▶ **Task goal**
Return the entries below verbatim. Pictures stay out.

▶ **Provided data**
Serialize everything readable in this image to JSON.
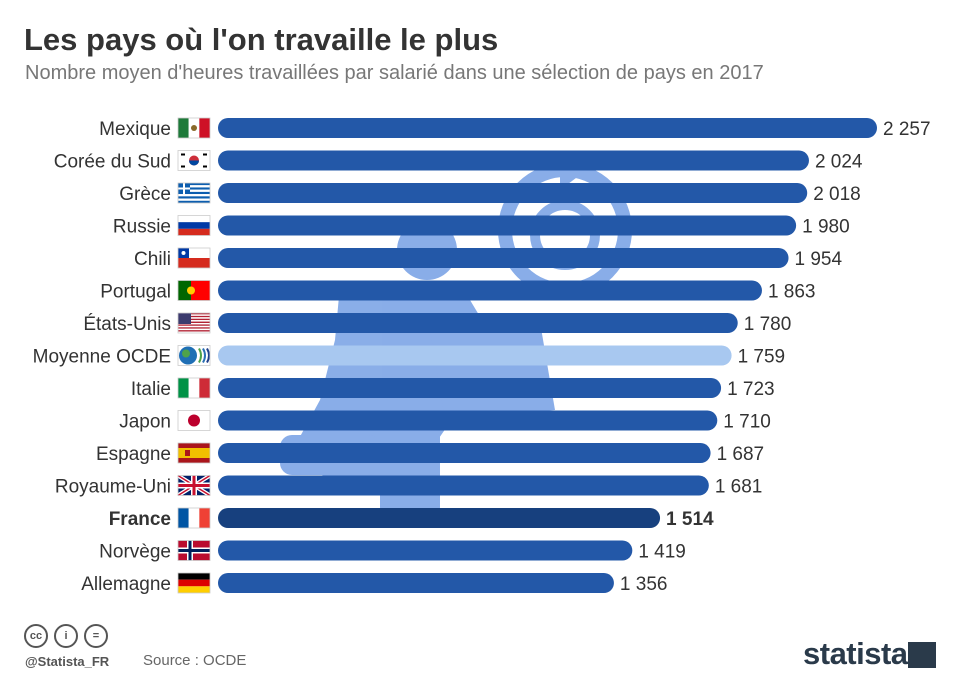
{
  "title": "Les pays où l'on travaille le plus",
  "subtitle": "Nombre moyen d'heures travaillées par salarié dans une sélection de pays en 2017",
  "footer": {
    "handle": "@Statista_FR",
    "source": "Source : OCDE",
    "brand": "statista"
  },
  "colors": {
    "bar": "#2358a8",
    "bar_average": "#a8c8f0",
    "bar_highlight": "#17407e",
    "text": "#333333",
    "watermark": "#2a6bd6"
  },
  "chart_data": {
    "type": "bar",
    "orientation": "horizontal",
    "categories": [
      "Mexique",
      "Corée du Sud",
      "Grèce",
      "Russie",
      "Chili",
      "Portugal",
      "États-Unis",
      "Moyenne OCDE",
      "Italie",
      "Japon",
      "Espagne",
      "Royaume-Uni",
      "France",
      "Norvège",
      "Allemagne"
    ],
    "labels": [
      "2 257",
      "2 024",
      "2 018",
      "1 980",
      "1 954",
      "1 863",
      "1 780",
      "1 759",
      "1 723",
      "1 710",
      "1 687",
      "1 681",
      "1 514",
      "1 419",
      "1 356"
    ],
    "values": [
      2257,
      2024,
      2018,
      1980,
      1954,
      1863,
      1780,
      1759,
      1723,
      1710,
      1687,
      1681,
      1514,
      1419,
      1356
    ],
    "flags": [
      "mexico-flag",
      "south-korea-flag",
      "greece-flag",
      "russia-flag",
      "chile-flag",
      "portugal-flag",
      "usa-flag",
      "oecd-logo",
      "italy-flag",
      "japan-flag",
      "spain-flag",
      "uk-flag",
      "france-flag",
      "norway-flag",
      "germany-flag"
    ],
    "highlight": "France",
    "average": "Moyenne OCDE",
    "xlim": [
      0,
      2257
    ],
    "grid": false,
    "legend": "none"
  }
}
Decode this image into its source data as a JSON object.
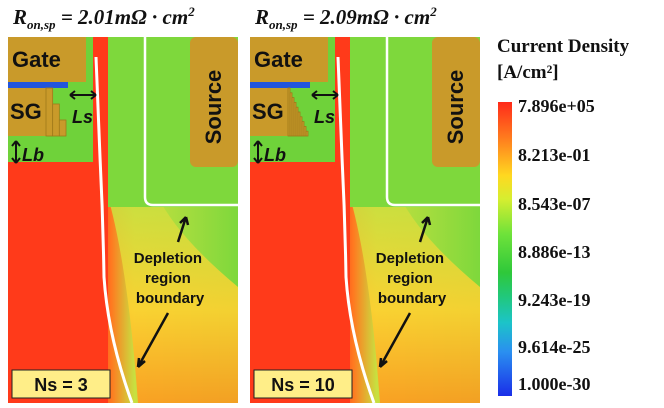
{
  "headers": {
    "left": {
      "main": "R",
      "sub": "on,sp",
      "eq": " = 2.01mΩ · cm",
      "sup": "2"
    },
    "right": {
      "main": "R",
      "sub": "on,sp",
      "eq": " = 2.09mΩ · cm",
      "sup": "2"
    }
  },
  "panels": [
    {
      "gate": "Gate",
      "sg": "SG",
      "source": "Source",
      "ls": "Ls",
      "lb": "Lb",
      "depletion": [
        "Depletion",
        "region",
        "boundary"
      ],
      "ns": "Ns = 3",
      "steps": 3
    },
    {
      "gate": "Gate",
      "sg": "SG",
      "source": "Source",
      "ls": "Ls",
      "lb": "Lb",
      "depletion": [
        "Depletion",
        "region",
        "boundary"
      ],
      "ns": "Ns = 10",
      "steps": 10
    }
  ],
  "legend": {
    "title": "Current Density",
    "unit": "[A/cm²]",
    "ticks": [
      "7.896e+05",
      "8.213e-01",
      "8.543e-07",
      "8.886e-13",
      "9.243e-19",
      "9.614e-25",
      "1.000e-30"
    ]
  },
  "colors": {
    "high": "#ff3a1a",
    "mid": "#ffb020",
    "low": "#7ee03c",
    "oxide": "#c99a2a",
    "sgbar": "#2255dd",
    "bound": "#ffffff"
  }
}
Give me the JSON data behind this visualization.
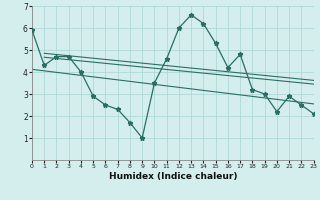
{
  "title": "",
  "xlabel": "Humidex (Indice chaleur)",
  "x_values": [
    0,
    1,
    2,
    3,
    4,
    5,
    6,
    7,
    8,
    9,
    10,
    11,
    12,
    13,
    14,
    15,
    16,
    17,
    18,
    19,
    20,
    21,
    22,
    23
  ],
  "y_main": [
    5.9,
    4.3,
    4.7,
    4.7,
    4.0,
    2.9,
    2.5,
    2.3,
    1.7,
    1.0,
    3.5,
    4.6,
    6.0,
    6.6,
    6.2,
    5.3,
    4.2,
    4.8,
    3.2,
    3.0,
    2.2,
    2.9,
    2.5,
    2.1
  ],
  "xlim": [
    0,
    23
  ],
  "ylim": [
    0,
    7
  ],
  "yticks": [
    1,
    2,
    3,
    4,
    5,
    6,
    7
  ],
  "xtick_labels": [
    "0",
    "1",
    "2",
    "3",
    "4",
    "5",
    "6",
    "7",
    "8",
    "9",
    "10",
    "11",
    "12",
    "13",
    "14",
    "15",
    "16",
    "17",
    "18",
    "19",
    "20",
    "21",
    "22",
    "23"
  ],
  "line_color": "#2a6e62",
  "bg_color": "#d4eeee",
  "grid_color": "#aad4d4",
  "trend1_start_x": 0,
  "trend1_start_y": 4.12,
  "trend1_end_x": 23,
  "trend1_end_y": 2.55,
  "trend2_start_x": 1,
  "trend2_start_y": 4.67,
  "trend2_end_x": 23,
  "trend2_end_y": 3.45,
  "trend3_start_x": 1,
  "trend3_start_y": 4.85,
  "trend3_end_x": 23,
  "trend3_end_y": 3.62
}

▶ **Complete answer**
Serialize everything readable in this image to JSON.
{
  "title": "Les pays où l'on travaille le plus",
  "subtitle": "Nombre moyen d'heures travaillées par salarié dans une sélection de pays en 2017",
  "footer": {
    "handle": "@Statista_FR",
    "source": "Source : OCDE",
    "brand": "statista"
  },
  "colors": {
    "bar": "#2358a8",
    "bar_average": "#a8c8f0",
    "bar_highlight": "#17407e",
    "text": "#333333",
    "watermark": "#2a6bd6"
  },
  "chart_data": {
    "type": "bar",
    "orientation": "horizontal",
    "categories": [
      "Mexique",
      "Corée du Sud",
      "Grèce",
      "Russie",
      "Chili",
      "Portugal",
      "États-Unis",
      "Moyenne OCDE",
      "Italie",
      "Japon",
      "Espagne",
      "Royaume-Uni",
      "France",
      "Norvège",
      "Allemagne"
    ],
    "labels": [
      "2 257",
      "2 024",
      "2 018",
      "1 980",
      "1 954",
      "1 863",
      "1 780",
      "1 759",
      "1 723",
      "1 710",
      "1 687",
      "1 681",
      "1 514",
      "1 419",
      "1 356"
    ],
    "values": [
      2257,
      2024,
      2018,
      1980,
      1954,
      1863,
      1780,
      1759,
      1723,
      1710,
      1687,
      1681,
      1514,
      1419,
      1356
    ],
    "flags": [
      "mexico-flag",
      "south-korea-flag",
      "greece-flag",
      "russia-flag",
      "chile-flag",
      "portugal-flag",
      "usa-flag",
      "oecd-logo",
      "italy-flag",
      "japan-flag",
      "spain-flag",
      "uk-flag",
      "france-flag",
      "norway-flag",
      "germany-flag"
    ],
    "highlight": "France",
    "average": "Moyenne OCDE",
    "xlim": [
      0,
      2257
    ],
    "grid": false,
    "legend": "none"
  }
}
Decode this image into its source data as a JSON object.
{
  "headers": {
    "left": {
      "main": "R",
      "sub": "on,sp",
      "eq": " = 2.01mΩ · cm",
      "sup": "2"
    },
    "right": {
      "main": "R",
      "sub": "on,sp",
      "eq": " = 2.09mΩ · cm",
      "sup": "2"
    }
  },
  "panels": [
    {
      "gate": "Gate",
      "sg": "SG",
      "source": "Source",
      "ls": "Ls",
      "lb": "Lb",
      "depletion": [
        "Depletion",
        "region",
        "boundary"
      ],
      "ns": "Ns = 3",
      "steps": 3
    },
    {
      "gate": "Gate",
      "sg": "SG",
      "source": "Source",
      "ls": "Ls",
      "lb": "Lb",
      "depletion": [
        "Depletion",
        "region",
        "boundary"
      ],
      "ns": "Ns = 10",
      "steps": 10
    }
  ],
  "legend": {
    "title": "Current Density",
    "unit": "[A/cm²]",
    "ticks": [
      "7.896e+05",
      "8.213e-01",
      "8.543e-07",
      "8.886e-13",
      "9.243e-19",
      "9.614e-25",
      "1.000e-30"
    ]
  },
  "colors": {
    "high": "#ff3a1a",
    "mid": "#ffb020",
    "low": "#7ee03c",
    "oxide": "#c99a2a",
    "sgbar": "#2255dd",
    "bound": "#ffffff"
  }
}
Give me the JSON data behind this visualization.
{
  "title": "",
  "xlabel": "Humidex (Indice chaleur)",
  "x_values": [
    0,
    1,
    2,
    3,
    4,
    5,
    6,
    7,
    8,
    9,
    10,
    11,
    12,
    13,
    14,
    15,
    16,
    17,
    18,
    19,
    20,
    21,
    22,
    23
  ],
  "y_main": [
    5.9,
    4.3,
    4.7,
    4.7,
    4.0,
    2.9,
    2.5,
    2.3,
    1.7,
    1.0,
    3.5,
    4.6,
    6.0,
    6.6,
    6.2,
    5.3,
    4.2,
    4.8,
    3.2,
    3.0,
    2.2,
    2.9,
    2.5,
    2.1
  ],
  "xlim": [
    0,
    23
  ],
  "ylim": [
    0,
    7
  ],
  "yticks": [
    1,
    2,
    3,
    4,
    5,
    6,
    7
  ],
  "xtick_labels": [
    "0",
    "1",
    "2",
    "3",
    "4",
    "5",
    "6",
    "7",
    "8",
    "9",
    "10",
    "11",
    "12",
    "13",
    "14",
    "15",
    "16",
    "17",
    "18",
    "19",
    "20",
    "21",
    "22",
    "23"
  ],
  "line_color": "#2a6e62",
  "bg_color": "#d4eeee",
  "grid_color": "#aad4d4",
  "trend1_start_x": 0,
  "trend1_start_y": 4.12,
  "trend1_end_x": 23,
  "trend1_end_y": 2.55,
  "trend2_start_x": 1,
  "trend2_start_y": 4.67,
  "trend2_end_x": 23,
  "trend2_end_y": 3.45,
  "trend3_start_x": 1,
  "trend3_start_y": 4.85,
  "trend3_end_x": 23,
  "trend3_end_y": 3.62
}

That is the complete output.